⟨
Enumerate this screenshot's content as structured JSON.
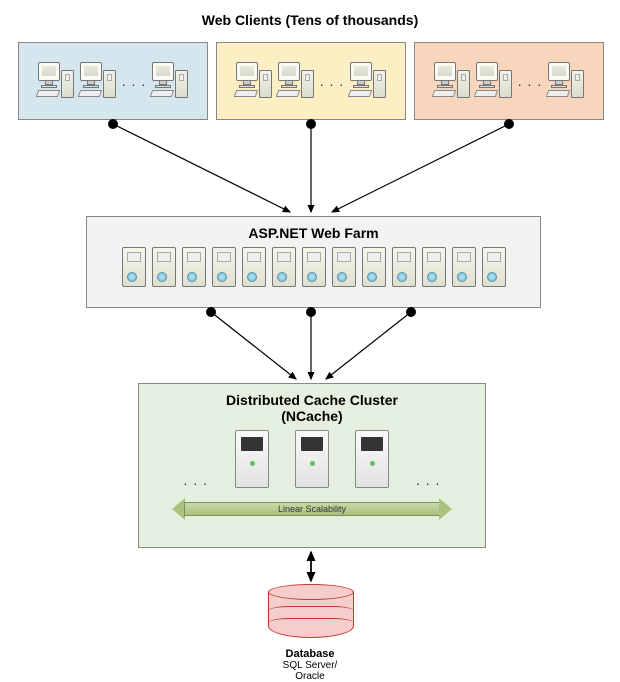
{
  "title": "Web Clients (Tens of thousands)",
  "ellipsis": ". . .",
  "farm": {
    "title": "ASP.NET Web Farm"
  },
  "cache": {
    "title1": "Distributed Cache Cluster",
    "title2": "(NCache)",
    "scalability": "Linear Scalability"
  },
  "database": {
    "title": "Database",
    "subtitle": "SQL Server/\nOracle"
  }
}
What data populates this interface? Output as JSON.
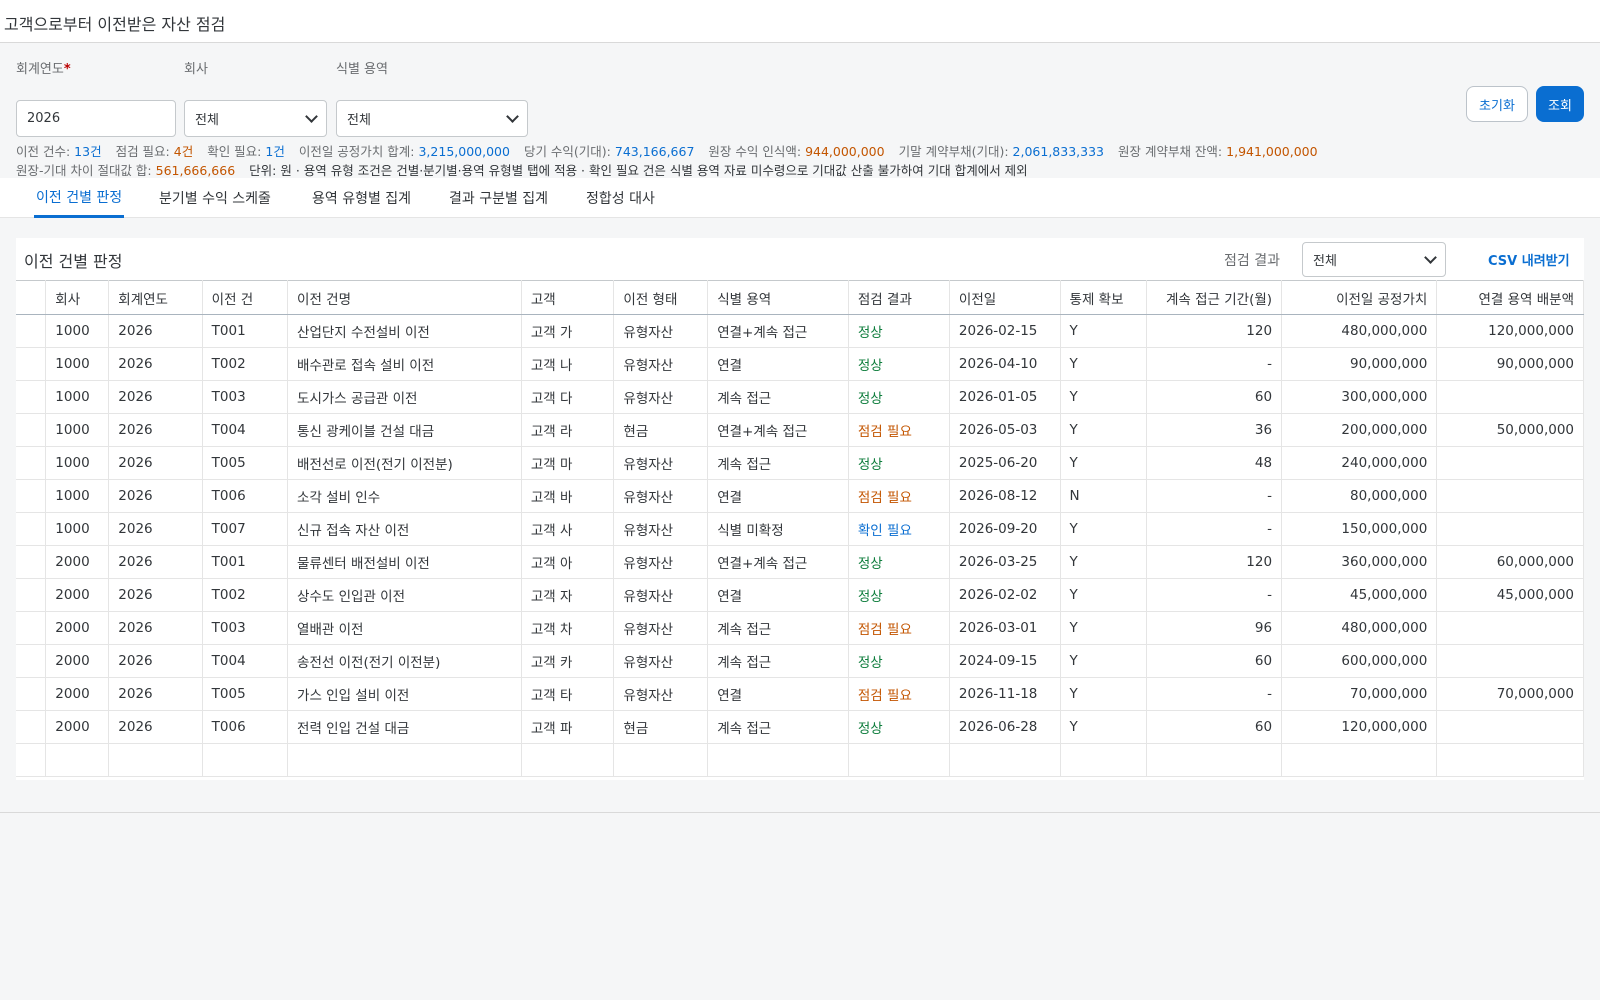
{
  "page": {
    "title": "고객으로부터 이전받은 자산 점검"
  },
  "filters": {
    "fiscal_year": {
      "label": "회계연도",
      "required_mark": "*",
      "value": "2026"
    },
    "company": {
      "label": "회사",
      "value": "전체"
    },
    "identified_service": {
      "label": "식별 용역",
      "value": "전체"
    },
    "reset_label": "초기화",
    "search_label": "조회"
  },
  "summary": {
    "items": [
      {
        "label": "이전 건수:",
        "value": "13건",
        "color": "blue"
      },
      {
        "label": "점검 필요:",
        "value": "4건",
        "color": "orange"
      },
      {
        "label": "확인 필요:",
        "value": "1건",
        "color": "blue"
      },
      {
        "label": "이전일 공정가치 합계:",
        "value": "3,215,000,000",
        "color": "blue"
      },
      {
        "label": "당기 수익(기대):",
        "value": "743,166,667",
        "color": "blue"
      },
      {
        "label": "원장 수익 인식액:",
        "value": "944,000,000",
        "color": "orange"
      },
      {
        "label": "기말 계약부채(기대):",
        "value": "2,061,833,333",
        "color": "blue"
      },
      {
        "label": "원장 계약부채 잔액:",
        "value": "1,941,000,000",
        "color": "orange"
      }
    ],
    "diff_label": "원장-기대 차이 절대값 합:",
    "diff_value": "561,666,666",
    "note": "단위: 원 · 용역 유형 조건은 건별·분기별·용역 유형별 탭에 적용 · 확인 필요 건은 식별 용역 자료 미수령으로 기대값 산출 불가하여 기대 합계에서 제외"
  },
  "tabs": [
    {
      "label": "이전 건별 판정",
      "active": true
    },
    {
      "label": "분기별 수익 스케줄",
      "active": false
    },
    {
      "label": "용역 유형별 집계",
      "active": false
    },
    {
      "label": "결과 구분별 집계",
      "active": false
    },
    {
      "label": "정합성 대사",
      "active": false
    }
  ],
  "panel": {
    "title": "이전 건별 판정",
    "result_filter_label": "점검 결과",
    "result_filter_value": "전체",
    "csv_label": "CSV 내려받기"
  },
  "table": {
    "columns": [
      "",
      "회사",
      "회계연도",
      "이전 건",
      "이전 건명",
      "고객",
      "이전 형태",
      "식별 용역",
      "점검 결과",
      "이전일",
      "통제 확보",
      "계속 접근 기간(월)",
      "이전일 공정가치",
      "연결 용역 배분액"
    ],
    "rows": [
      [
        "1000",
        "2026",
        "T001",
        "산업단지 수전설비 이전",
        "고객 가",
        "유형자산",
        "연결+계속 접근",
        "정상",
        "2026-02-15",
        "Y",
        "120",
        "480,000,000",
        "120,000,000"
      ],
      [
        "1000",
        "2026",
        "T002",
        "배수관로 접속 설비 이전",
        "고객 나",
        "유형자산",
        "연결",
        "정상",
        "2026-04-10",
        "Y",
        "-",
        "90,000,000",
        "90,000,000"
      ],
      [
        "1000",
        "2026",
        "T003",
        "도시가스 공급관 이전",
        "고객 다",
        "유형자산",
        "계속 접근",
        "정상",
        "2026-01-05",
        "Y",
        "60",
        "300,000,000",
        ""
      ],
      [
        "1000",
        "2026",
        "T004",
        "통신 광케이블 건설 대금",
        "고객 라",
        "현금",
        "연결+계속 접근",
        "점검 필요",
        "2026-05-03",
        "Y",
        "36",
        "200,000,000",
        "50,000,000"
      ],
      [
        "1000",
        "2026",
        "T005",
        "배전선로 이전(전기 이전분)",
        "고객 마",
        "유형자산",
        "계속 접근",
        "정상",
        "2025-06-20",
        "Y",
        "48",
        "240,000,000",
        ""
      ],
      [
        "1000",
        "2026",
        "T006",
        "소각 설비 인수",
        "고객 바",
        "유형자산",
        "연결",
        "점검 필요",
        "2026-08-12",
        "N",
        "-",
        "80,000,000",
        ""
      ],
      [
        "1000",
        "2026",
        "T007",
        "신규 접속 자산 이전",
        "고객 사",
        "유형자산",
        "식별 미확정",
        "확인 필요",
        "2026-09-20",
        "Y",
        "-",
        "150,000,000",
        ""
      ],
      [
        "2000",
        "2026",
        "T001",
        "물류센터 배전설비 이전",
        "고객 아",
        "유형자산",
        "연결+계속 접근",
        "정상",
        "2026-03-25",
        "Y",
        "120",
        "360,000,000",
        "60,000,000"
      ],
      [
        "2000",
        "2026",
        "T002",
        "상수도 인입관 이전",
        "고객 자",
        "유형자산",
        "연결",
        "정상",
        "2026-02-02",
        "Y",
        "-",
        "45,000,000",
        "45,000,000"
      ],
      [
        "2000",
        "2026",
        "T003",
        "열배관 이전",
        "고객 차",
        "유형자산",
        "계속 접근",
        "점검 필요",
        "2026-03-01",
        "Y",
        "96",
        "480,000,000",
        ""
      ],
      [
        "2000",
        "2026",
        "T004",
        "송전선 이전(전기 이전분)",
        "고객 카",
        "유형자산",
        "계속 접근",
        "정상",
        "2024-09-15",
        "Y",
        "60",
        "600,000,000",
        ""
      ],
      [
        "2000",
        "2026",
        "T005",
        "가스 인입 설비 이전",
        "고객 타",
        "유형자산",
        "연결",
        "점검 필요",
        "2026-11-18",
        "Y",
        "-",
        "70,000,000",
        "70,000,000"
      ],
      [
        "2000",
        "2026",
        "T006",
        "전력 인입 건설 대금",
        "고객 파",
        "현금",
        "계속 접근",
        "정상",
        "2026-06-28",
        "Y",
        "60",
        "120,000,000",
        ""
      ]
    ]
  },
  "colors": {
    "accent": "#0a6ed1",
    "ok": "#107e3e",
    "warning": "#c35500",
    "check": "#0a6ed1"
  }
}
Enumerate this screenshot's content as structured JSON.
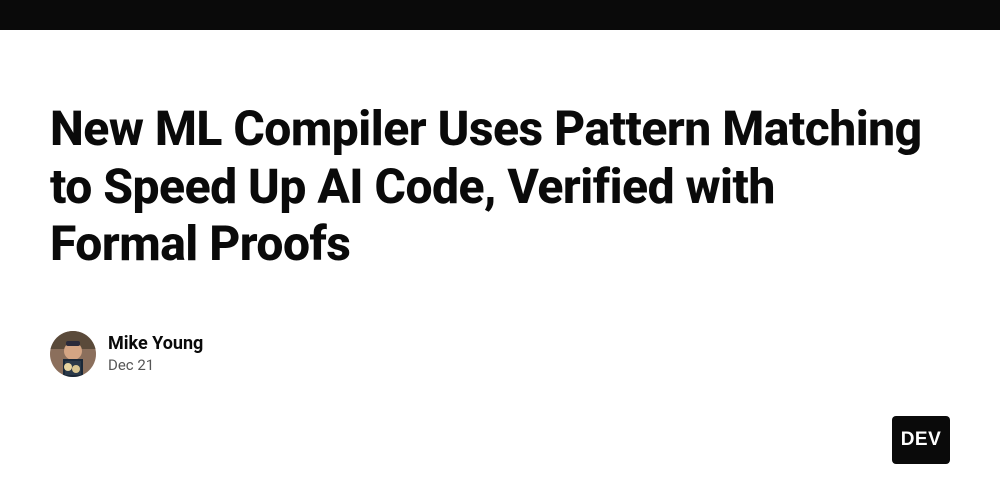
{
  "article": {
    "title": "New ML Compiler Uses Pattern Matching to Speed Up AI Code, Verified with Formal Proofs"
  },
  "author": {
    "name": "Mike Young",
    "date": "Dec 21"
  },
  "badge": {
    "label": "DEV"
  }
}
⟩
WORK TO DO >> Retype everything in the material word for word, minus pictures.

FULL SOLUTION >>
Enumerate this screenshot's content as structured JSON.
{
  "title": "Web Clients (Tens of thousands)",
  "ellipsis": ". . .",
  "farm": {
    "title": "ASP.NET Web Farm"
  },
  "cache": {
    "title1": "Distributed Cache Cluster",
    "title2": "(NCache)",
    "scalability": "Linear Scalability"
  },
  "database": {
    "title": "Database",
    "subtitle": "SQL Server/\nOracle"
  }
}
What data populates this interface? Output as JSON.
{
  "page": {
    "title": "고객으로부터 이전받은 자산 점검"
  },
  "filters": {
    "fiscal_year": {
      "label": "회계연도",
      "required_mark": "*",
      "value": "2026"
    },
    "company": {
      "label": "회사",
      "value": "전체"
    },
    "identified_service": {
      "label": "식별 용역",
      "value": "전체"
    },
    "reset_label": "초기화",
    "search_label": "조회"
  },
  "summary": {
    "items": [
      {
        "label": "이전 건수:",
        "value": "13건",
        "color": "blue"
      },
      {
        "label": "점검 필요:",
        "value": "4건",
        "color": "orange"
      },
      {
        "label": "확인 필요:",
        "value": "1건",
        "color": "blue"
      },
      {
        "label": "이전일 공정가치 합계:",
        "value": "3,215,000,000",
        "color": "blue"
      },
      {
        "label": "당기 수익(기대):",
        "value": "743,166,667",
        "color": "blue"
      },
      {
        "label": "원장 수익 인식액:",
        "value": "944,000,000",
        "color": "orange"
      },
      {
        "label": "기말 계약부채(기대):",
        "value": "2,061,833,333",
        "color": "blue"
      },
      {
        "label": "원장 계약부채 잔액:",
        "value": "1,941,000,000",
        "color": "orange"
      }
    ],
    "diff_label": "원장-기대 차이 절대값 합:",
    "diff_value": "561,666,666",
    "note": "단위: 원 · 용역 유형 조건은 건별·분기별·용역 유형별 탭에 적용 · 확인 필요 건은 식별 용역 자료 미수령으로 기대값 산출 불가하여 기대 합계에서 제외"
  },
  "tabs": [
    {
      "label": "이전 건별 판정",
      "active": true
    },
    {
      "label": "분기별 수익 스케줄",
      "active": false
    },
    {
      "label": "용역 유형별 집계",
      "active": false
    },
    {
      "label": "결과 구분별 집계",
      "active": false
    },
    {
      "label": "정합성 대사",
      "active": false
    }
  ],
  "panel": {
    "title": "이전 건별 판정",
    "result_filter_label": "점검 결과",
    "result_filter_value": "전체",
    "csv_label": "CSV 내려받기"
  },
  "table": {
    "columns": [
      "",
      "회사",
      "회계연도",
      "이전 건",
      "이전 건명",
      "고객",
      "이전 형태",
      "식별 용역",
      "점검 결과",
      "이전일",
      "통제 확보",
      "계속 접근 기간(월)",
      "이전일 공정가치",
      "연결 용역 배분액"
    ],
    "rows": [
      [
        "1000",
        "2026",
        "T001",
        "산업단지 수전설비 이전",
        "고객 가",
        "유형자산",
        "연결+계속 접근",
        "정상",
        "2026-02-15",
        "Y",
        "120",
        "480,000,000",
        "120,000,000"
      ],
      [
        "1000",
        "2026",
        "T002",
        "배수관로 접속 설비 이전",
        "고객 나",
        "유형자산",
        "연결",
        "정상",
        "2026-04-10",
        "Y",
        "-",
        "90,000,000",
        "90,000,000"
      ],
      [
        "1000",
        "2026",
        "T003",
        "도시가스 공급관 이전",
        "고객 다",
        "유형자산",
        "계속 접근",
        "정상",
        "2026-01-05",
        "Y",
        "60",
        "300,000,000",
        ""
      ],
      [
        "1000",
        "2026",
        "T004",
        "통신 광케이블 건설 대금",
        "고객 라",
        "현금",
        "연결+계속 접근",
        "점검 필요",
        "2026-05-03",
        "Y",
        "36",
        "200,000,000",
        "50,000,000"
      ],
      [
        "1000",
        "2026",
        "T005",
        "배전선로 이전(전기 이전분)",
        "고객 마",
        "유형자산",
        "계속 접근",
        "정상",
        "2025-06-20",
        "Y",
        "48",
        "240,000,000",
        ""
      ],
      [
        "1000",
        "2026",
        "T006",
        "소각 설비 인수",
        "고객 바",
        "유형자산",
        "연결",
        "점검 필요",
        "2026-08-12",
        "N",
        "-",
        "80,000,000",
        ""
      ],
      [
        "1000",
        "2026",
        "T007",
        "신규 접속 자산 이전",
        "고객 사",
        "유형자산",
        "식별 미확정",
        "확인 필요",
        "2026-09-20",
        "Y",
        "-",
        "150,000,000",
        ""
      ],
      [
        "2000",
        "2026",
        "T001",
        "물류센터 배전설비 이전",
        "고객 아",
        "유형자산",
        "연결+계속 접근",
        "정상",
        "2026-03-25",
        "Y",
        "120",
        "360,000,000",
        "60,000,000"
      ],
      [
        "2000",
        "2026",
        "T002",
        "상수도 인입관 이전",
        "고객 자",
        "유형자산",
        "연결",
        "정상",
        "2026-02-02",
        "Y",
        "-",
        "45,000,000",
        "45,000,000"
      ],
      [
        "2000",
        "2026",
        "T003",
        "열배관 이전",
        "고객 차",
        "유형자산",
        "계속 접근",
        "점검 필요",
        "2026-03-01",
        "Y",
        "96",
        "480,000,000",
        ""
      ],
      [
        "2000",
        "2026",
        "T004",
        "송전선 이전(전기 이전분)",
        "고객 카",
        "유형자산",
        "계속 접근",
        "정상",
        "2024-09-15",
        "Y",
        "60",
        "600,000,000",
        ""
      ],
      [
        "2000",
        "2026",
        "T005",
        "가스 인입 설비 이전",
        "고객 타",
        "유형자산",
        "연결",
        "점검 필요",
        "2026-11-18",
        "Y",
        "-",
        "70,000,000",
        "70,000,000"
      ],
      [
        "2000",
        "2026",
        "T006",
        "전력 인입 건설 대금",
        "고객 파",
        "현금",
        "계속 접근",
        "정상",
        "2026-06-28",
        "Y",
        "60",
        "120,000,000",
        ""
      ]
    ]
  },
  "colors": {
    "accent": "#0a6ed1",
    "ok": "#107e3e",
    "warning": "#c35500",
    "check": "#0a6ed1"
  }
}
Enumerate this screenshot's content as structured JSON.
{
  "article": {
    "title": "New ML Compiler Uses Pattern Matching to Speed Up AI Code, Verified with Formal Proofs"
  },
  "author": {
    "name": "Mike Young",
    "date": "Dec 21"
  },
  "badge": {
    "label": "DEV"
  }
}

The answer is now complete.